## START

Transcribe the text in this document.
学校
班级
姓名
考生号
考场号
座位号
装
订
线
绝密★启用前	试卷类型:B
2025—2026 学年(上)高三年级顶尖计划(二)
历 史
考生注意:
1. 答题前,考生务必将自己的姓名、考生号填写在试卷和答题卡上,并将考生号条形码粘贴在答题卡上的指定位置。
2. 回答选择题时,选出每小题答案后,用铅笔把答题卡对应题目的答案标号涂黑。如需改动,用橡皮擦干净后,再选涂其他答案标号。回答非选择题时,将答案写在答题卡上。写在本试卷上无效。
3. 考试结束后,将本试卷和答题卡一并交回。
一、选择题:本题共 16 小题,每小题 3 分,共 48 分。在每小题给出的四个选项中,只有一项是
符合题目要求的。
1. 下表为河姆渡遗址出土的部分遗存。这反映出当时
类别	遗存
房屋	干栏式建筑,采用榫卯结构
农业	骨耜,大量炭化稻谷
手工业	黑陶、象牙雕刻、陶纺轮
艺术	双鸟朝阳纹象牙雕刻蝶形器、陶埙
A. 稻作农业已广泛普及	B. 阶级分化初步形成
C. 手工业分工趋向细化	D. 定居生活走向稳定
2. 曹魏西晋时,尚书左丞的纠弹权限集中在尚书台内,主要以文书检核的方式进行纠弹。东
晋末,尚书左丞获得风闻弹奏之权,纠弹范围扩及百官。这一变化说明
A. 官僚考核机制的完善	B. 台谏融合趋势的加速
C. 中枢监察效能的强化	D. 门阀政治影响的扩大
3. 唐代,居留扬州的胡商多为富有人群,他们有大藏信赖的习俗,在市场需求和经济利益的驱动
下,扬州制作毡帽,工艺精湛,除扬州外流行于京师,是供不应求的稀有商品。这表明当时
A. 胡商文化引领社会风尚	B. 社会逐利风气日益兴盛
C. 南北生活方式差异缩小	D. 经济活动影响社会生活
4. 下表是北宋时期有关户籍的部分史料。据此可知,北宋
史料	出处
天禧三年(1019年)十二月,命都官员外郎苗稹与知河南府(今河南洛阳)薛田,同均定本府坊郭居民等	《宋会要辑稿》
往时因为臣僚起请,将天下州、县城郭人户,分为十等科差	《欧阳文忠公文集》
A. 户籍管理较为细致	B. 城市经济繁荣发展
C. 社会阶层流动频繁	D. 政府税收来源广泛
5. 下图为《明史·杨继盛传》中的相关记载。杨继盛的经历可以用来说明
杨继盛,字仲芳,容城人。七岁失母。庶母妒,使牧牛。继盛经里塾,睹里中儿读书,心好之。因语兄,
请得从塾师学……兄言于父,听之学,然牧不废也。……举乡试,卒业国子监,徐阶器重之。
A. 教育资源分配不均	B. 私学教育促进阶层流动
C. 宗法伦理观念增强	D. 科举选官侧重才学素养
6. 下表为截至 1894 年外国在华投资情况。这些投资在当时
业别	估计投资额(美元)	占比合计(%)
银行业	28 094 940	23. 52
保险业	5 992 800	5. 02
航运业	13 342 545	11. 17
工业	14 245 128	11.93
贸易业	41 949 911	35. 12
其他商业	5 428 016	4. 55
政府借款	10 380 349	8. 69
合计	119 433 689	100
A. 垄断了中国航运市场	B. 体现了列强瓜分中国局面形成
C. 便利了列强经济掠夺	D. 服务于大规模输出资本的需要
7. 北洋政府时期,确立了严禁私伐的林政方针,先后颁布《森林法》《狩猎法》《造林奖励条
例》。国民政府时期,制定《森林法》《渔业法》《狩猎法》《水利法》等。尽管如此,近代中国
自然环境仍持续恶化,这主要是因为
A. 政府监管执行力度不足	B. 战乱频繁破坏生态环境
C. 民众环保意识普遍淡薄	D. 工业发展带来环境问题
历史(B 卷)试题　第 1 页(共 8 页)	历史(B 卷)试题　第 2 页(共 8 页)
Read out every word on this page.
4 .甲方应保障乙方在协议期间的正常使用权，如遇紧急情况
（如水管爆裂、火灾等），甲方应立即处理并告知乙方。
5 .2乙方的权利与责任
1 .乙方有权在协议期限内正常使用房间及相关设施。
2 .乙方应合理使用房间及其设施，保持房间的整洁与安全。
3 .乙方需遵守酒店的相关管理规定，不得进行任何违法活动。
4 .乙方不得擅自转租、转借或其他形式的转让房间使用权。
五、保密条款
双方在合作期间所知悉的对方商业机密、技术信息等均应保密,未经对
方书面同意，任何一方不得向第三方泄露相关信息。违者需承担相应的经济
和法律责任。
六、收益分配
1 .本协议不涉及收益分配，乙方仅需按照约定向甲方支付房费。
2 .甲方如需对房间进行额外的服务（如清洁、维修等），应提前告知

## END

Pull out each line of the listing that holds the string "this".

Transcribe the text in this document.
Read out every word on this page.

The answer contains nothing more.